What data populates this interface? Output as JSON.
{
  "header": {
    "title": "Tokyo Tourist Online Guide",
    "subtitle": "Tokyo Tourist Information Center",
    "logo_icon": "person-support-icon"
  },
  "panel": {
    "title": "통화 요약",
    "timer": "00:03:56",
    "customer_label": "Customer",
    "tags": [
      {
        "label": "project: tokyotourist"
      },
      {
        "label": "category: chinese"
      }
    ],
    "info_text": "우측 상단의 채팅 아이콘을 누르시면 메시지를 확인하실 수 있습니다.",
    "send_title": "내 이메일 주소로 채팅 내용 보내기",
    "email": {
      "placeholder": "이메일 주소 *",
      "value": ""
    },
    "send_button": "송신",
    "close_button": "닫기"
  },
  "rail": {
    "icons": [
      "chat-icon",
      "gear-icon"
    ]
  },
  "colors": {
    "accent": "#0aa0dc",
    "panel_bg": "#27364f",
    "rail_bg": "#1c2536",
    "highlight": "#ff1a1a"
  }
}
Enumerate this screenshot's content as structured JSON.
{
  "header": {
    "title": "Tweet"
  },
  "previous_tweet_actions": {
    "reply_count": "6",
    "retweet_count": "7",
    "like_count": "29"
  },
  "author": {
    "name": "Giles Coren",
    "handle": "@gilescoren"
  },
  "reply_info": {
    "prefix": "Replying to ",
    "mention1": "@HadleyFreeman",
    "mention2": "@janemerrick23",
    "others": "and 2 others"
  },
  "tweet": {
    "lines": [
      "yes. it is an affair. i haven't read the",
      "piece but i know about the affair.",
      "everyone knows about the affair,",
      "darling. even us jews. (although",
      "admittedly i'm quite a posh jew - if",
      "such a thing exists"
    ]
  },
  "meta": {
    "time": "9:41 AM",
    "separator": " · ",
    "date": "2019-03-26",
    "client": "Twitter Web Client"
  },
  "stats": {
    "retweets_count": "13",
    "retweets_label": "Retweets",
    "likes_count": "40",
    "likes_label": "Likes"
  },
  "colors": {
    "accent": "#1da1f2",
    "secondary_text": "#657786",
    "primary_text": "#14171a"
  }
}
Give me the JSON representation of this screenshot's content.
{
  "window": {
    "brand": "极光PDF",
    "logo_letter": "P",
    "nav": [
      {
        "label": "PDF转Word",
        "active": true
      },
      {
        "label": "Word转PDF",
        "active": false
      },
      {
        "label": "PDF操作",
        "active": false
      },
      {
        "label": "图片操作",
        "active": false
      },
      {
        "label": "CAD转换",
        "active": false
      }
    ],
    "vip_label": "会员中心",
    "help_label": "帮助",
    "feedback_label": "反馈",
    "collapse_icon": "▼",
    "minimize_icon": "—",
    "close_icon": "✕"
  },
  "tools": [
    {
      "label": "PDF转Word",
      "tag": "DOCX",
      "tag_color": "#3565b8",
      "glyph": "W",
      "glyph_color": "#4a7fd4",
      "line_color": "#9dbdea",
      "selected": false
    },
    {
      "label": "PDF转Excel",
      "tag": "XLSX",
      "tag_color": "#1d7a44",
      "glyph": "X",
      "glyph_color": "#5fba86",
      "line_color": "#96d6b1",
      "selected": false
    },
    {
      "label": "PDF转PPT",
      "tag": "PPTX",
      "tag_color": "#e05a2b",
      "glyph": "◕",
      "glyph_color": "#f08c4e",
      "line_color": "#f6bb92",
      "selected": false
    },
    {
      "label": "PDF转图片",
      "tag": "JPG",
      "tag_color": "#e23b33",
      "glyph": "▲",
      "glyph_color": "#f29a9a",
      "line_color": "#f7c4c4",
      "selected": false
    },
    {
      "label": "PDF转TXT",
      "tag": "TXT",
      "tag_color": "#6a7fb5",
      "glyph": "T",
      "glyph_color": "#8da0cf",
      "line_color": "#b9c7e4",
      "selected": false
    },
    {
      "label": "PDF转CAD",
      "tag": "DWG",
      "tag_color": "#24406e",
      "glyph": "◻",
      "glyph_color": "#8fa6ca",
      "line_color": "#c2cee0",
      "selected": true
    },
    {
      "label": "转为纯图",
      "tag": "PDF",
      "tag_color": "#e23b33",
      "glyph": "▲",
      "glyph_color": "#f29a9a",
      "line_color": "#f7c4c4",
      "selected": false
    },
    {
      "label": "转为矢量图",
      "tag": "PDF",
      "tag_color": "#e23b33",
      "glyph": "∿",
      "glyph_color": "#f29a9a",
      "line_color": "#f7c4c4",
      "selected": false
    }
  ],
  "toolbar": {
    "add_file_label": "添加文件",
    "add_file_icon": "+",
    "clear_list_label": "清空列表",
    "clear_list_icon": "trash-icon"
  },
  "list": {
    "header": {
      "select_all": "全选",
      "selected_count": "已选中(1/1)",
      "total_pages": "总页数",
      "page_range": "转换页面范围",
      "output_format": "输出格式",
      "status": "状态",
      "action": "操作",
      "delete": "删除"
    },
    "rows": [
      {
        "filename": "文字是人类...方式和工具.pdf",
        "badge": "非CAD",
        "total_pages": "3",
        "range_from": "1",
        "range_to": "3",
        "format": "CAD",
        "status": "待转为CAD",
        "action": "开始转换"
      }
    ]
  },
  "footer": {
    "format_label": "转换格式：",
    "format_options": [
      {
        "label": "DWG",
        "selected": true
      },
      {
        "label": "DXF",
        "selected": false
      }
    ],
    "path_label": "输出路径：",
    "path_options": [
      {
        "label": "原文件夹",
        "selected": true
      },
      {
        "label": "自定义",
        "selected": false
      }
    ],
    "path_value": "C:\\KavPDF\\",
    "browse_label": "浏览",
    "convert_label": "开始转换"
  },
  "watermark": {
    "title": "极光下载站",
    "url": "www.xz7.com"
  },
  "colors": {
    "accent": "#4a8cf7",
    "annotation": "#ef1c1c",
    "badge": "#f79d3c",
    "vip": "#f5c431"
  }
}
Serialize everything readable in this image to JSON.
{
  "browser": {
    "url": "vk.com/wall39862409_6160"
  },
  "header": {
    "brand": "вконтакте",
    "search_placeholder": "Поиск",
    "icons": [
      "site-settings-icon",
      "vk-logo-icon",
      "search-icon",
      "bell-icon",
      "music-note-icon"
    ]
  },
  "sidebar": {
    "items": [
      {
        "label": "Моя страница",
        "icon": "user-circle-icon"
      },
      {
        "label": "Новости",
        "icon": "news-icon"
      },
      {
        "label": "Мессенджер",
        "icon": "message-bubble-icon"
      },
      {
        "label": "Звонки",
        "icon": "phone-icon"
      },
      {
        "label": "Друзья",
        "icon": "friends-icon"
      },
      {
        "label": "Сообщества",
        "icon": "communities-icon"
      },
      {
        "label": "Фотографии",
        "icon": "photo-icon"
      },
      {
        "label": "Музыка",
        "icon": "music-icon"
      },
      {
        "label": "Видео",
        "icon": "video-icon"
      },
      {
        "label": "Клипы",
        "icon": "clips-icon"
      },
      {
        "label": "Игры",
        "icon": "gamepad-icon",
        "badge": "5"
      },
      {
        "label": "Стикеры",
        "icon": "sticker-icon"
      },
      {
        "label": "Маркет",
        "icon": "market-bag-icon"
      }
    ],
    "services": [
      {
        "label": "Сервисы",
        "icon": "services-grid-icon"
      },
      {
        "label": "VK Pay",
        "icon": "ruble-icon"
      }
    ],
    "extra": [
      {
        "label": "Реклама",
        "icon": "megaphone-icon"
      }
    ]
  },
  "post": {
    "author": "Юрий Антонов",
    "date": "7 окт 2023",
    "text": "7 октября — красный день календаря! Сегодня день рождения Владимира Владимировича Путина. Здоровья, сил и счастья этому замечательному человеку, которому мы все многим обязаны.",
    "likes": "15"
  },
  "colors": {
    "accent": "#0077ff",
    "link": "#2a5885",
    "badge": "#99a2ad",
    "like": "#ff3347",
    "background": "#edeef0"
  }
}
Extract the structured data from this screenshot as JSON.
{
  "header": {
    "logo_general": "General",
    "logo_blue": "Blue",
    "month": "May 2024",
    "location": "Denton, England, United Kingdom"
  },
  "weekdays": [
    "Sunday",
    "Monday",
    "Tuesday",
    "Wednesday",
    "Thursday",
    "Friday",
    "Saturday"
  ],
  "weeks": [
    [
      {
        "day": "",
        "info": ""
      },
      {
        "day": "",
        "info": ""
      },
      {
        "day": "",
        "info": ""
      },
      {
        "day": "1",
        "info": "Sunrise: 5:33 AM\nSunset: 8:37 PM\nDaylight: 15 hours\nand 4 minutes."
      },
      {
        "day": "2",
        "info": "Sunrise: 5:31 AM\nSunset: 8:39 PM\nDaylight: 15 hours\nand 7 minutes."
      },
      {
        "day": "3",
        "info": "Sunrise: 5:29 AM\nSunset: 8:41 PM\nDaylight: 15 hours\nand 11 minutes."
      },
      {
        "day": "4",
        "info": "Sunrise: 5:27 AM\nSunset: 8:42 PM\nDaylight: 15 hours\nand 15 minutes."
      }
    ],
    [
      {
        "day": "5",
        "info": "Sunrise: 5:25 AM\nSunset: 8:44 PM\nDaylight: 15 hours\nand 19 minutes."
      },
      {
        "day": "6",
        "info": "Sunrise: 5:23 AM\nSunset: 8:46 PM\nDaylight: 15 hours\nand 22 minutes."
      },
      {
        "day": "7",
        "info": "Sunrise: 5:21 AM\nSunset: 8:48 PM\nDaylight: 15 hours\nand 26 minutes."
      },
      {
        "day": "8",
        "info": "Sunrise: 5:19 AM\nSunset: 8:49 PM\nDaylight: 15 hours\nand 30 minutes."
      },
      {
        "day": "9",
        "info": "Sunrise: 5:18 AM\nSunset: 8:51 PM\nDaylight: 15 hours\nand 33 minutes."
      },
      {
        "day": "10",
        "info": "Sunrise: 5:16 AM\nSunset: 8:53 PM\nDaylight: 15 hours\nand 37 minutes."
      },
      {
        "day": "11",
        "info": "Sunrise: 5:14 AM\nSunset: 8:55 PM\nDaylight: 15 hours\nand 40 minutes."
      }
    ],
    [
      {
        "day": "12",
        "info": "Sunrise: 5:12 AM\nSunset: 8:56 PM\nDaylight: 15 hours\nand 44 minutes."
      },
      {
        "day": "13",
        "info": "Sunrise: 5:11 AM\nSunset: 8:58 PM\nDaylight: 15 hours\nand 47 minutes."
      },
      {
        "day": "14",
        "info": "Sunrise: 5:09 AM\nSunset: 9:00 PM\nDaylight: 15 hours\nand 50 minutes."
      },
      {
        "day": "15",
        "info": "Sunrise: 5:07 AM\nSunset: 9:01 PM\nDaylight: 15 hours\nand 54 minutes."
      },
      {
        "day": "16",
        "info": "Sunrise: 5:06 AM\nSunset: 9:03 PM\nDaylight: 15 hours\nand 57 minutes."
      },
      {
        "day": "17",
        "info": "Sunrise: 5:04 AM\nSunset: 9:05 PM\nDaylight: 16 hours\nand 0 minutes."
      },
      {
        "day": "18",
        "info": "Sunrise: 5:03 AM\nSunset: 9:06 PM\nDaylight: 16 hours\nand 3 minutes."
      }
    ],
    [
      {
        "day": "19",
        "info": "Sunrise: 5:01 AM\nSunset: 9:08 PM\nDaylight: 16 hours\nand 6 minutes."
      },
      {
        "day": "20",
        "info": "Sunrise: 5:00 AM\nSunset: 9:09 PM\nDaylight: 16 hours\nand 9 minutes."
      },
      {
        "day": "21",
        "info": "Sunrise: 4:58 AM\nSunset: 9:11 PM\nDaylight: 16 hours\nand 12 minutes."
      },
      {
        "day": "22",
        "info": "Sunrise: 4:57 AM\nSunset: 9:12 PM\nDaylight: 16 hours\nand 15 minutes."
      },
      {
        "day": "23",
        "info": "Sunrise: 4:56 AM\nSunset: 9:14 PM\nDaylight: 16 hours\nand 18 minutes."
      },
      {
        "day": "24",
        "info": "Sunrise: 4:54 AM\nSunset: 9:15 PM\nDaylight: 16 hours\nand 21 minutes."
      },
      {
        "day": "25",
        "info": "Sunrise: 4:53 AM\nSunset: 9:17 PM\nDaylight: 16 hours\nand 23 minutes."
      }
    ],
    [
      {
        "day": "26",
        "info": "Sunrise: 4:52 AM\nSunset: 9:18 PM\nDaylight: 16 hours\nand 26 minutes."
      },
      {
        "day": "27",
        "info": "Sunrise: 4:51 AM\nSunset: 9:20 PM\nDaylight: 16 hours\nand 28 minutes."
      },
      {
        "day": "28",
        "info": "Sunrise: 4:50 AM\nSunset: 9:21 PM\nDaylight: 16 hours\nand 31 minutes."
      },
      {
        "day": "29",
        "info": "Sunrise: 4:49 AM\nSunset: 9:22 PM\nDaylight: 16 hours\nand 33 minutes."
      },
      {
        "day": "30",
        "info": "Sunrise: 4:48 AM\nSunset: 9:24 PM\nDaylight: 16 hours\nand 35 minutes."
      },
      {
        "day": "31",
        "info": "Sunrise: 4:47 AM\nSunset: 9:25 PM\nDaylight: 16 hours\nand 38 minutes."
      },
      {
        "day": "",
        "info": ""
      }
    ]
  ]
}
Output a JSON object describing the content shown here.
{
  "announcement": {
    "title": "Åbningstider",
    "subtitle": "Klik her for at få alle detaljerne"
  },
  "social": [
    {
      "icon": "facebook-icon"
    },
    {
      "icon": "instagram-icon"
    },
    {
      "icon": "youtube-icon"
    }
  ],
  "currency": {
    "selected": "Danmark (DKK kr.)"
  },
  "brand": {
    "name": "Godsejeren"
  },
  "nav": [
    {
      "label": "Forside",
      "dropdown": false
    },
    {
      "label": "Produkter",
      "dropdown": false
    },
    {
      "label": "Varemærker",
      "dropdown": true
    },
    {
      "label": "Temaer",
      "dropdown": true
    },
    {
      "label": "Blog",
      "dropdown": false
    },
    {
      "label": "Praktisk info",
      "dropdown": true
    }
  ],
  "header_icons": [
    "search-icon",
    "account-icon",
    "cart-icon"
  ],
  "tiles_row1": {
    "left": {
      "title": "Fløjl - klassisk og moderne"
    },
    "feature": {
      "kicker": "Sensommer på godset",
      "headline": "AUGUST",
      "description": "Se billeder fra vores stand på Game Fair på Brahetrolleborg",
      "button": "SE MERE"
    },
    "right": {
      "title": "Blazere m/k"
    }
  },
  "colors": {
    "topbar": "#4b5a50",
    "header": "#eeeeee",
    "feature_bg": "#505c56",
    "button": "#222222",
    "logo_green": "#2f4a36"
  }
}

**OBJECTIVE**. Looking at the records above, count the lines where the word "data" appears. State only the number.

**EXPECTED OUTPUT**. 2